Work instructions: Find and return each line containing "Model".

Material shown:
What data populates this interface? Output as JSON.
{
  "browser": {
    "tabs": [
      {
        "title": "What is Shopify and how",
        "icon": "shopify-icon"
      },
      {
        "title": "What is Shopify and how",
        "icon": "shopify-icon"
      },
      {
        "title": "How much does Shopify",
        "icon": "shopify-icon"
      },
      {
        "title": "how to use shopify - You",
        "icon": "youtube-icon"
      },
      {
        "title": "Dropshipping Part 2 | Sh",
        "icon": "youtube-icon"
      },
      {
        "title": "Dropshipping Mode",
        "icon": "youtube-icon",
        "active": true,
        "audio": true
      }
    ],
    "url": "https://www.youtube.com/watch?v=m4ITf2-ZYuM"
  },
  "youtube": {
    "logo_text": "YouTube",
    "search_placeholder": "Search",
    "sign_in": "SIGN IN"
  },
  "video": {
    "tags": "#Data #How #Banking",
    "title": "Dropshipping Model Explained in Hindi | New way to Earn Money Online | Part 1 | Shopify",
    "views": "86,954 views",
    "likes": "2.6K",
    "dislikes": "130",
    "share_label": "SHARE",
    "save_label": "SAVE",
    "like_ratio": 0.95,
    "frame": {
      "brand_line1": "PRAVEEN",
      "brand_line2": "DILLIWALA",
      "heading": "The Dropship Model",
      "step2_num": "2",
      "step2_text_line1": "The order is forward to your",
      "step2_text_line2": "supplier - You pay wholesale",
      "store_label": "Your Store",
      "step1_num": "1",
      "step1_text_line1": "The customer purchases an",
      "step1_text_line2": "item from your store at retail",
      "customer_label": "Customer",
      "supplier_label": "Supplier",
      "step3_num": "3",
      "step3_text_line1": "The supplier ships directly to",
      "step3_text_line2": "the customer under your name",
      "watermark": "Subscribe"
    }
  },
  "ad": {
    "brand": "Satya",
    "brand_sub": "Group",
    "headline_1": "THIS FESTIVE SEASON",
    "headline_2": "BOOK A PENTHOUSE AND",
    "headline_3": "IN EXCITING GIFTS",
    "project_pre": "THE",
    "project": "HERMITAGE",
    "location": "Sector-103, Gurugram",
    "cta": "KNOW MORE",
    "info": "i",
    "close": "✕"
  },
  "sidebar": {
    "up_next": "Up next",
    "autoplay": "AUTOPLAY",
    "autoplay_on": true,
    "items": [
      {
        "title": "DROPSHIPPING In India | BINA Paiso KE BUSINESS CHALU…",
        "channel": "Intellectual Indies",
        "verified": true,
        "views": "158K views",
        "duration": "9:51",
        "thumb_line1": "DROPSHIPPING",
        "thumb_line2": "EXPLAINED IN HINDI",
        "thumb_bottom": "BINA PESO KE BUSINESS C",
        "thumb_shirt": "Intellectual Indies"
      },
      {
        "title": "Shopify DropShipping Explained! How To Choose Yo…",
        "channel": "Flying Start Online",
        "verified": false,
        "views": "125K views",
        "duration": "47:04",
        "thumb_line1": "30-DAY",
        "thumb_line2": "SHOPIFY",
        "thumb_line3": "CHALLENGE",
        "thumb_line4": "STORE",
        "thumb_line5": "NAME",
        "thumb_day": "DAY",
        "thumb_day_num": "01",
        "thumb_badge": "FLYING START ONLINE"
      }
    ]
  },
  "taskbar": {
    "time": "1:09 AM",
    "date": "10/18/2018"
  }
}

Solution to the exercise:
    "title": "Dropshipping Model Explained in Hindi | New way to Earn Money Online | Part 1 | Shopify",
      "heading": "The Dropship Model",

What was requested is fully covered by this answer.